Problems to work on:
A. In the passage below on Alzheimer's disease facts and figures, why is the hospitalization rate for older people with Alzheimer's higher than for those over 65 without it? Answer in one to three sentences.
B. According to the passage below on Alzheimer's disease facts and figures, what percentage of people with Alzheimer's also have diabetes?
C. Resume the passage below on Alzheimer's disease facts and figures, starting after its final sentence.

Text provided:
"""

The trajectory towards death looks different for patients with congestive heart failure, endstage renal disease, chronic obstructive pulmonary disease or that nebulous disorder, frailty, than it does for patients with cancer. But that’s more reason, not less, for palliative care consultation. The JAMA Internal Medicine study does not address the barriers to receiving palliative care faced by this under-served population. I suspect there are barriers both on the physician side and on the patient side. The medical profession—and particularly cardiologists, pulmonologists, nephrologists, and neurologists—needs to endorse palliative care for everyone with advanced, life-limiting disease. But patients and families can help, too. Just speak up.

June 20, 2016

No News Is Bad News

Every year since 2007, I’ve been commenting on the annual update to the report, Alzheimer’s Disease Facts and Figures. The report came out at the very end of March this year, as it usually does, but I didn’t notice. April was a busy month for me. May was even busier and June shows little indication of letting up, but I suddenly remembered that I hadn’t seen the latest report, let alone commented on it. Here are a few highlights.

Both the current prevalence of Alzheimer’s disease and predictions about the future remain stable—and grim. We’re at 5.2 million people over age 65, with 11 percent of those over age 65 and 32 percent of those over 85 afflicted. By 2025, unless something changes very soon, the number of Americans with Alzheimer’s will be 7.1 million and by 2050, it will be 13.8 million, reflecting both the graying and the growth of the population.

People with dementia continue to have other medical conditions and it is the combination that drives up hospitalization rates and health care costs. Among people with Alzheimer’s, 38 percent also have coronary artery disease, 37 percent also have diabetes, 29 percent have chronic kidney disease, 28 percent have heart failure, 25 percent have chronic obstructive pulmonary disease, and 22 percent have stroke. There are, of course, other concomitant conditions—13 percent have cancer—but these are the big six. And because it’s so much harder to diagnose and to treat people who have an acute medical problem and also dementia, the hospitalization rate among older people with Alzheimer’s (plus whatever is sending them to the hospital) is now 538/1000, compared to just about half that, or 266/1000 among people who are over 65 but don’t have Alzheimer’s.

The cost of care for people with dementia is mind boggling. It’s always a bit tricky to compute a single number, but the best estimates are that the combination of health care costs, including hospice, and long term care costs is now $236 billion a year, of which Medicare and Medicaid pay 68 percent ($160 billion) and patients and families pay 19 percent ($46 billion) out of pocket.

"""

Dataset content:
"""

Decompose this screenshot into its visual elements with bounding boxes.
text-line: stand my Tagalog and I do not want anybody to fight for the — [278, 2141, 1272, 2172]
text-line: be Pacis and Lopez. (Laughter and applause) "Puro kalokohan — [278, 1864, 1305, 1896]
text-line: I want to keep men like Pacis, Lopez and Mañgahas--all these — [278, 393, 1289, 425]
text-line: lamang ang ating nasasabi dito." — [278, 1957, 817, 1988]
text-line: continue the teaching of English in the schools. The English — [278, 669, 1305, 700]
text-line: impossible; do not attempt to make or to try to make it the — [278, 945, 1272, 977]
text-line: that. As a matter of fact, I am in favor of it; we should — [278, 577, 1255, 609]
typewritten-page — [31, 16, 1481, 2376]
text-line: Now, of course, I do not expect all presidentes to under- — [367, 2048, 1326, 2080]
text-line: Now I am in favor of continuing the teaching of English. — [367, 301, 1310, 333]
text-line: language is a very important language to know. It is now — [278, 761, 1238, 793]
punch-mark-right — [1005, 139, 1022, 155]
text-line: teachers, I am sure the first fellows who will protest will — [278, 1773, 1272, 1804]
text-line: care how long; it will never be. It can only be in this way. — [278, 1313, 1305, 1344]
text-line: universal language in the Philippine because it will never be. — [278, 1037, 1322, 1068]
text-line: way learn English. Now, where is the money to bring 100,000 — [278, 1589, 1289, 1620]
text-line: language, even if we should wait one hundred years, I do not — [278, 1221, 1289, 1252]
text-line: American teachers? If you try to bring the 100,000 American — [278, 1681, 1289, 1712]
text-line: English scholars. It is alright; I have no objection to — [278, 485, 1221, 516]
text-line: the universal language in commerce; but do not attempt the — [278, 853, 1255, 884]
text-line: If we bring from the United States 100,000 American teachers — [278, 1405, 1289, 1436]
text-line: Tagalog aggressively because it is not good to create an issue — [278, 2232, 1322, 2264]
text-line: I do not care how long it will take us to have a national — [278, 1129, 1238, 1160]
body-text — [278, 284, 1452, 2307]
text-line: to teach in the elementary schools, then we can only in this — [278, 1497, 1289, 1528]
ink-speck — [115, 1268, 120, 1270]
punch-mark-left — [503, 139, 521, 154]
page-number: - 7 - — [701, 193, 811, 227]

"""

Task responses:
A. Older people with Alzheimer's are hospitalized at a rate of 538 per 1,000, compared with 266 per 1,000 for people over 65 without it. This is because it is much harder to diagnose and treat someone who has both dementia and an acute medical problem.

B. 37 percent.

C.
To provide a little variety to the reports, which are otherwise depressingly similar every year, the Alzheimer’s Association always includes a special section on a new topic. This year’s special report is on the financial impact of Alzheimer’s disease on families, who provide over 80 percent of the personal help that people with dementia require. The conclusion from in depth interviews of a sample of caregivers is that taking care of someone with dementia can jeopardize the ability of the caregivers to buy food, it can jeopardize their personal health, and it threatens their financial security.

Is there a take home message from this sad saga? There are the usual cautions: Alzheimer’s disease is not going to disappear tomorrow so we better come up with better institutional arrangements today; caregivers have a crucial and under-appreciated role in providing and supervising the medical care of their family members with dementia; and long term care insurance is currently inadequate to shield families from potentially devastating financial burdens. But what struck me in reading through this year’s version of the report was one statistic I had not previously noticed: the reason families are so financially burdened is that 50 percent of Medicare beneficiaries have an annual income of less than $24,000 and less than $63,000 in total savings. That's a paltry amount. No wonder Alzheimer's is a financial burden on family members! For the young old, not to mention those who aren’t old by anyone’s definition, it’s time to start saving.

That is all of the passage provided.